**Materials provided:**
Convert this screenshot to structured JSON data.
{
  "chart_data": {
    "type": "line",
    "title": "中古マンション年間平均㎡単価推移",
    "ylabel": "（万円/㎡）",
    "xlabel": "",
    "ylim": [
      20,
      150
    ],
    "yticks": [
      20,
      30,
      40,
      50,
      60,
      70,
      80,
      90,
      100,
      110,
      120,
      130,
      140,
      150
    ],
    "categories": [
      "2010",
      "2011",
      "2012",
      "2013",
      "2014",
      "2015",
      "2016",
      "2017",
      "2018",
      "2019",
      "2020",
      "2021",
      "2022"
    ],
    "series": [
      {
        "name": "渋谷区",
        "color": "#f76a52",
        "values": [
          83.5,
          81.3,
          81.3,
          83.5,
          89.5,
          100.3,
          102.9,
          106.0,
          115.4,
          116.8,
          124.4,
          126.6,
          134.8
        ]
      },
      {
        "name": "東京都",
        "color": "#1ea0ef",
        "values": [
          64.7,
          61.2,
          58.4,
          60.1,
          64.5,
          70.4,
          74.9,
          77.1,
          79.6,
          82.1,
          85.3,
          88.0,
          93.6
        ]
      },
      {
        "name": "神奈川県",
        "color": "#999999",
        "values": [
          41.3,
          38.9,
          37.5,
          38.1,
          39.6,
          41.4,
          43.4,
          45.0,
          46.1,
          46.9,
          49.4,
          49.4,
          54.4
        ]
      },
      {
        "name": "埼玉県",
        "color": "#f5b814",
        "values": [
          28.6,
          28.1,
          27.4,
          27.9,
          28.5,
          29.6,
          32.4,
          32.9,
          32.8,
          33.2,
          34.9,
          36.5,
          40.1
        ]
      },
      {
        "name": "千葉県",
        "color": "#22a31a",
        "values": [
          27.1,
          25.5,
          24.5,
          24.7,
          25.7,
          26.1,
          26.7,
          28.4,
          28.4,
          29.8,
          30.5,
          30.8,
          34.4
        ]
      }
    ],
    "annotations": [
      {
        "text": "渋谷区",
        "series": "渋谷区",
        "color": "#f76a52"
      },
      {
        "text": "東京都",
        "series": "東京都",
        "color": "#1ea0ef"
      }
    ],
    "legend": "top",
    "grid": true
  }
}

* * *

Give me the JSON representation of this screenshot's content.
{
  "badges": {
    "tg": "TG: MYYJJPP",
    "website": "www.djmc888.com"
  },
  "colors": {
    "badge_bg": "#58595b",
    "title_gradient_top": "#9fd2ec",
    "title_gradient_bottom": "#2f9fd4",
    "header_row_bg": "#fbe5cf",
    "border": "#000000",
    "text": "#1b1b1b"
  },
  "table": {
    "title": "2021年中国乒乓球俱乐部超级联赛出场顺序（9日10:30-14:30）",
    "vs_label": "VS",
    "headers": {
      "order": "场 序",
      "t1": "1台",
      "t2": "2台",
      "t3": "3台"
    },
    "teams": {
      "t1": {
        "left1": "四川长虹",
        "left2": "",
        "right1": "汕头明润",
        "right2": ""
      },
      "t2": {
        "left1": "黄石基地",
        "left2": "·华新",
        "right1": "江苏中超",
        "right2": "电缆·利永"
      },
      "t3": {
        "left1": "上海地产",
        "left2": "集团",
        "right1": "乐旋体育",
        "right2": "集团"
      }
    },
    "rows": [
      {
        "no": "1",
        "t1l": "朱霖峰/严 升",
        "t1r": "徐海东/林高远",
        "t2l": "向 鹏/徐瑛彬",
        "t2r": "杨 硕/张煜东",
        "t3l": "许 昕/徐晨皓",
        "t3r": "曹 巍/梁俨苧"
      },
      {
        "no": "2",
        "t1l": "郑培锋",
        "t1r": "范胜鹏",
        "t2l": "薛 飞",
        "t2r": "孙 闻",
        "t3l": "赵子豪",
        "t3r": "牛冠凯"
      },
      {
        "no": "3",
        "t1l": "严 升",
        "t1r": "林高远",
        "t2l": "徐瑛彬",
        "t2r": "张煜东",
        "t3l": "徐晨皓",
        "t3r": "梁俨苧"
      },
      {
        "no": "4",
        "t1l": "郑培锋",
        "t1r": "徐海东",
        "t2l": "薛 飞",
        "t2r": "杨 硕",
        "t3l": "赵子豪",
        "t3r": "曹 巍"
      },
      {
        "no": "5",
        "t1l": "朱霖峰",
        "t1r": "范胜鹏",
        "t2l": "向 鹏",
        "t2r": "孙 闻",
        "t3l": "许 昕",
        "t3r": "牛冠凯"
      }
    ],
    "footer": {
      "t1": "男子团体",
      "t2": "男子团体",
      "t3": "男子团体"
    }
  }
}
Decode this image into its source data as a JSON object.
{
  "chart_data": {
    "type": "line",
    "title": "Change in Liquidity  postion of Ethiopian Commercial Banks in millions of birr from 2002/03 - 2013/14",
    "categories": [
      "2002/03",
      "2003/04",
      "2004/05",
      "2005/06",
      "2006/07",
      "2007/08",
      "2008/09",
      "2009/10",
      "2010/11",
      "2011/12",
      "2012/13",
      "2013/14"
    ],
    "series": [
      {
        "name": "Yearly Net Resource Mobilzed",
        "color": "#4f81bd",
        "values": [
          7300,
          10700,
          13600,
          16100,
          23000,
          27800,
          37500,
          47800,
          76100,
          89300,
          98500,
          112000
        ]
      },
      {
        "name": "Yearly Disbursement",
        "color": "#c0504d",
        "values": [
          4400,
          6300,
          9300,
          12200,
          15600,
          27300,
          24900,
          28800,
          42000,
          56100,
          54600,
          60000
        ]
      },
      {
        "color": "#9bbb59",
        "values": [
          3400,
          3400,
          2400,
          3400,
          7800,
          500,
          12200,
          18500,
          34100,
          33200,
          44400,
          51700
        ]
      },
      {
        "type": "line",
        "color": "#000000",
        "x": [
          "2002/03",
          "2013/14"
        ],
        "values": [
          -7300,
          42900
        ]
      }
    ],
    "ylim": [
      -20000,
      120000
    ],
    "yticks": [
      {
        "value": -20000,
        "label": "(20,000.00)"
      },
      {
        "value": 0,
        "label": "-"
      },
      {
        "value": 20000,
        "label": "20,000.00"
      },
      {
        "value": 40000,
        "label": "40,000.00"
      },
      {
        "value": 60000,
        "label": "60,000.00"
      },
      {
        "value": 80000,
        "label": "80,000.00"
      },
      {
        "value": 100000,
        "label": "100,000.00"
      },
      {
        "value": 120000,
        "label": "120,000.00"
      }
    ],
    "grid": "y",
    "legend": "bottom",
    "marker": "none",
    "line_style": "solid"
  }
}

**Task prompt:**
Identify all lines where the word "Yearly" shows up. Copy them.

**Exercise solution:**
        "name": "Yearly Net Resource Mobilzed",
        "name": "Yearly Disbursement",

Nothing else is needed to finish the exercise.